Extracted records
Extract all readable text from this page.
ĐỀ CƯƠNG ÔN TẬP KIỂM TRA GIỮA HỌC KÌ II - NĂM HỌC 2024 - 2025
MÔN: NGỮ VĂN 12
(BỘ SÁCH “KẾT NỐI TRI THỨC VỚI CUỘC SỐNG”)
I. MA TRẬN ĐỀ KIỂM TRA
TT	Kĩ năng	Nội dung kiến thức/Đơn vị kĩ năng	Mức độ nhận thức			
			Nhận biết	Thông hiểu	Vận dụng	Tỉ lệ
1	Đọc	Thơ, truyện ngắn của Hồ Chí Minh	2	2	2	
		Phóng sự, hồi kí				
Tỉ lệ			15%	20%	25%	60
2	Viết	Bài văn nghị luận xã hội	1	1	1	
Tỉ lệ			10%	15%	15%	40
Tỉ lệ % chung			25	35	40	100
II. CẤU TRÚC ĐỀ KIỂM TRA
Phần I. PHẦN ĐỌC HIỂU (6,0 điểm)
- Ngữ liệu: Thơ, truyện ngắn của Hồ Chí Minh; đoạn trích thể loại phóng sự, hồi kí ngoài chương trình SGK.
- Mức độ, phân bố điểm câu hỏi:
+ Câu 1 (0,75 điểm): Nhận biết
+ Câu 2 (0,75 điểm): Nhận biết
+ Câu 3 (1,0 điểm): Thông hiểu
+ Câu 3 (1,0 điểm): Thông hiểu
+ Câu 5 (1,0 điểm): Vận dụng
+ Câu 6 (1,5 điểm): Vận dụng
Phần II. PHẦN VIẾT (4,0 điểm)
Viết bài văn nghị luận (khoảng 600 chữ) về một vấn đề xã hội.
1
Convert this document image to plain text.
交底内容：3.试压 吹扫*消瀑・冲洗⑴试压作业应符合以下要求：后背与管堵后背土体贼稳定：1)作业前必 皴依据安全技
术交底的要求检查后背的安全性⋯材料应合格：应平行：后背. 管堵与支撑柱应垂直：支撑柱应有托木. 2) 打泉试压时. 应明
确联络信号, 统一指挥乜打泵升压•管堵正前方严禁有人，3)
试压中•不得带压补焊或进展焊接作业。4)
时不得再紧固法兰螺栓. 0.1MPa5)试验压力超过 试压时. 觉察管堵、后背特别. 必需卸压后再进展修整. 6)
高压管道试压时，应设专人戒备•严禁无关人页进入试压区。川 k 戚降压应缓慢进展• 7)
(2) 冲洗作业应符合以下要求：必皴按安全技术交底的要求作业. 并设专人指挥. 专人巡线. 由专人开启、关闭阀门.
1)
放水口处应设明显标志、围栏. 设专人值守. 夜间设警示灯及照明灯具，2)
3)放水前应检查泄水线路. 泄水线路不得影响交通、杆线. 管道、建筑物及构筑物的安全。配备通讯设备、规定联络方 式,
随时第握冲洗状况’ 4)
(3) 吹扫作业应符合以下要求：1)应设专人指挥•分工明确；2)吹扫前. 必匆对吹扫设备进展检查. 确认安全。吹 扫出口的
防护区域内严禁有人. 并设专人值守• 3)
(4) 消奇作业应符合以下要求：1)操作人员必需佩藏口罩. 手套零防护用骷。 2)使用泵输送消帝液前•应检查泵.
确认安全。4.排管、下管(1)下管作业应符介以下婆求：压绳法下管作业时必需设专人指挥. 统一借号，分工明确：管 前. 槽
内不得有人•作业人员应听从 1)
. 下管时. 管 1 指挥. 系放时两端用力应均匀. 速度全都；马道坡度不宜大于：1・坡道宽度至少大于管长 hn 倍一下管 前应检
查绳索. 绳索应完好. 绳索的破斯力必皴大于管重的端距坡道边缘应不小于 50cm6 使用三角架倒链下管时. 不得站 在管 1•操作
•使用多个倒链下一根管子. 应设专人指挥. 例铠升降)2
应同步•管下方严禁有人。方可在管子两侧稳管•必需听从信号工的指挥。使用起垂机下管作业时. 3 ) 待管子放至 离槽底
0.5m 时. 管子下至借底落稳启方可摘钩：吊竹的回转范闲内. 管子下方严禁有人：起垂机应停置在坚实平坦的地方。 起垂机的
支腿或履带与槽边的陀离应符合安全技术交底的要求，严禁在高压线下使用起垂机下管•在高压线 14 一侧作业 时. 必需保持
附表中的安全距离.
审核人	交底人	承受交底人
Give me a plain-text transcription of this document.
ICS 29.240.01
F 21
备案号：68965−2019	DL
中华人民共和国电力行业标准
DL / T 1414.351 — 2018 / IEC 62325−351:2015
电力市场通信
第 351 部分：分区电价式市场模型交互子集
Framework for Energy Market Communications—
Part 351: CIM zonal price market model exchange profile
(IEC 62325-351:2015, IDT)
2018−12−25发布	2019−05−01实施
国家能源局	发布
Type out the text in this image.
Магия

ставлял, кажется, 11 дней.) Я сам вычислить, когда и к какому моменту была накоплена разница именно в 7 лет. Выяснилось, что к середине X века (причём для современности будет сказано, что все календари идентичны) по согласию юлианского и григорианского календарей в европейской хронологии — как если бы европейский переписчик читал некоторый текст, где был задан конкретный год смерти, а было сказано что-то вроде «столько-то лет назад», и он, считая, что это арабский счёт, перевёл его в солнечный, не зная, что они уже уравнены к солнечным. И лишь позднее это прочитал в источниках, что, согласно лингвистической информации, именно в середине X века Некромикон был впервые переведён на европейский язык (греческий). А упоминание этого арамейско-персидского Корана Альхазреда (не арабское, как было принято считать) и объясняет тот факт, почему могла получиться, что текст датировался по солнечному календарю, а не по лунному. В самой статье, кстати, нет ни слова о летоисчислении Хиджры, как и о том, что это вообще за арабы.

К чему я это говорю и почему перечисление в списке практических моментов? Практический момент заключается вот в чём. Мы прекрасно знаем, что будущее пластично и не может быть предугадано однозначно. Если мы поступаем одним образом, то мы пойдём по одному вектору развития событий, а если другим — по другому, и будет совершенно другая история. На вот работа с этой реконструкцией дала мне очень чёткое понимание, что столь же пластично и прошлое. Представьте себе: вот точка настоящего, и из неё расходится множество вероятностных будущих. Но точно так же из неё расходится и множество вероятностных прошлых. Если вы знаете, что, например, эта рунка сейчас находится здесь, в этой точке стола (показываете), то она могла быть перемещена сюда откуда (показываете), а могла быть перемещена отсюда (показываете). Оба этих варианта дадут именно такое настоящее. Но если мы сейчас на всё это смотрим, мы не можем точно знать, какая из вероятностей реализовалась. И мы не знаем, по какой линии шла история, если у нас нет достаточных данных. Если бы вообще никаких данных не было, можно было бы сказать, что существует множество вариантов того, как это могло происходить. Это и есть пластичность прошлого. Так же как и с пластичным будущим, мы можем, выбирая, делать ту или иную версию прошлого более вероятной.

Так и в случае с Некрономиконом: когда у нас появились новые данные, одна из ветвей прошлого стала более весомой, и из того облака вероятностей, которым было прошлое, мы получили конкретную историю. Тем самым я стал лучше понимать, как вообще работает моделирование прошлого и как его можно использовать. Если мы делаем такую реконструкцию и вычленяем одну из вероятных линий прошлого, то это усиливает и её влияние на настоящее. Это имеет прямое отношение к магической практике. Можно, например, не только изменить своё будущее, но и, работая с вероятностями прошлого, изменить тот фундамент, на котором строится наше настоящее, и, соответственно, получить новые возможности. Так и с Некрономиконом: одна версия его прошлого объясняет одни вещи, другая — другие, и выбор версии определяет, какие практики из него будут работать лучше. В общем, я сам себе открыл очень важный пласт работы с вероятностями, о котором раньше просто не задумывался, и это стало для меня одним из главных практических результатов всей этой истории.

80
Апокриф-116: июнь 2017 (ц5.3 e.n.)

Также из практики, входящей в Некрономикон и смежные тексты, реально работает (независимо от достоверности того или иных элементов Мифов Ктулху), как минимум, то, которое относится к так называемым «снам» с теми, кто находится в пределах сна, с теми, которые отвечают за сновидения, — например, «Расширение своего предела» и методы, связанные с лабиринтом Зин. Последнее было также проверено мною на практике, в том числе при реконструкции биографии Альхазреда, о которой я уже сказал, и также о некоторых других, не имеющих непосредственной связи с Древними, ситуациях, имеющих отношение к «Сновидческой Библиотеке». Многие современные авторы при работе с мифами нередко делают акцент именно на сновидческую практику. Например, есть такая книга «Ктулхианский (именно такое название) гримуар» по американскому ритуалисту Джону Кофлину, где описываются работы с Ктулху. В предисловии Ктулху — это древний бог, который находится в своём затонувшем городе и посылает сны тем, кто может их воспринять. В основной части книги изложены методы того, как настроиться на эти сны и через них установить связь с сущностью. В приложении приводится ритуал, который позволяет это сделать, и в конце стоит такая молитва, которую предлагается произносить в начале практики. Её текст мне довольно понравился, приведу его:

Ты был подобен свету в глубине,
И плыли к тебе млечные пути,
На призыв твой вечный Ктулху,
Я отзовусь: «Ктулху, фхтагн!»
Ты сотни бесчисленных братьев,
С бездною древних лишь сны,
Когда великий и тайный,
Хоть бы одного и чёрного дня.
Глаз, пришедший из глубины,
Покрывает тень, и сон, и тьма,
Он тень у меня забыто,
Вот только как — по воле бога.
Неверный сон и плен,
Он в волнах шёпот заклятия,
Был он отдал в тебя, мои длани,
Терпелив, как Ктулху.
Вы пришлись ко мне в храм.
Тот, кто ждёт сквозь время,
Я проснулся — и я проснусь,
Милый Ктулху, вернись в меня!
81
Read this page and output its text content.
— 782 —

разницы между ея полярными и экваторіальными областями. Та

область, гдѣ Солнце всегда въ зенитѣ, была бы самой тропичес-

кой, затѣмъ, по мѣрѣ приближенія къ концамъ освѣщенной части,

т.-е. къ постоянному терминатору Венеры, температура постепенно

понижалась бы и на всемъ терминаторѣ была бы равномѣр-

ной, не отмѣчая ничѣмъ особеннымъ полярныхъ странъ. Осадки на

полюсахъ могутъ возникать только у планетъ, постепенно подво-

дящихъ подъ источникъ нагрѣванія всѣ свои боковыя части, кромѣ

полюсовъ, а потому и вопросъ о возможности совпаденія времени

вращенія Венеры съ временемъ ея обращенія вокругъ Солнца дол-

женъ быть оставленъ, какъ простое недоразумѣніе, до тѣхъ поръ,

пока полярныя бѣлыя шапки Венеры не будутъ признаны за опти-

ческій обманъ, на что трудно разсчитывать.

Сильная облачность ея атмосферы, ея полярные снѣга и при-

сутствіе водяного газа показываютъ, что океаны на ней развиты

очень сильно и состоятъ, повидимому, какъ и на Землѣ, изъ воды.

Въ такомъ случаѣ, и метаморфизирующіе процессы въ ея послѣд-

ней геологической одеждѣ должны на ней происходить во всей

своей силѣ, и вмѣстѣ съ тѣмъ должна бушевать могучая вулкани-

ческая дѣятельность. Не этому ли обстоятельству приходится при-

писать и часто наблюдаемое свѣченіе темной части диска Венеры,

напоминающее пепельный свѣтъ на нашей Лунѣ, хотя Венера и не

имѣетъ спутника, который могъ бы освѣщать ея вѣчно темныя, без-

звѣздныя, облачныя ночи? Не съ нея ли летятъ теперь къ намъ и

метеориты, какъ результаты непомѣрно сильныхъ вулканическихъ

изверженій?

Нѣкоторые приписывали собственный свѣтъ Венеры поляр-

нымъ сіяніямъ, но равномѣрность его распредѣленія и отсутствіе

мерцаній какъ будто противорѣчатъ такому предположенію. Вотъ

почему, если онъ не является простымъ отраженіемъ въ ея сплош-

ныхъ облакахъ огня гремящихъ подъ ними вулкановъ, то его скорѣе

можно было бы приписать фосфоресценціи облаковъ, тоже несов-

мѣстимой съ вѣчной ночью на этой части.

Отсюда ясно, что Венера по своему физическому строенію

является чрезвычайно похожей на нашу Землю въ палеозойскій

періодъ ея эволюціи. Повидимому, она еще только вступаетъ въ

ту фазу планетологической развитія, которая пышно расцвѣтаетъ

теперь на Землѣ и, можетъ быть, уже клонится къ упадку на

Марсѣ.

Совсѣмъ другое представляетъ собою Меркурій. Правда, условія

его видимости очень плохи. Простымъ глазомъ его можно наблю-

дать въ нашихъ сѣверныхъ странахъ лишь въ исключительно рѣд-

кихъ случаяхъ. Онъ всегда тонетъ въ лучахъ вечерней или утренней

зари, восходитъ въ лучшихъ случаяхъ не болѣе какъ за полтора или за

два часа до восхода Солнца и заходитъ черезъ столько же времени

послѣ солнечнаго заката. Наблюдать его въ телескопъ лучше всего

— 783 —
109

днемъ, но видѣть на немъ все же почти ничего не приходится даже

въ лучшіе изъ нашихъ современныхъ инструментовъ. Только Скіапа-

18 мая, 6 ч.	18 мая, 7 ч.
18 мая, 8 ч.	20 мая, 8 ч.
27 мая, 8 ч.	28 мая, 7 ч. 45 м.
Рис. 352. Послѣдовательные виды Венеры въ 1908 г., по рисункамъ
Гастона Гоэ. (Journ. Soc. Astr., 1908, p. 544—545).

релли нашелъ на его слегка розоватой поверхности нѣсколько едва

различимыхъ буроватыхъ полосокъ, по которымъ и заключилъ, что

» **Direction**:
From the listing above, copy every line that holds the string "document".

» **Written response**:
Convert this document image to plain text.
Give me a plain-text transcription of this document.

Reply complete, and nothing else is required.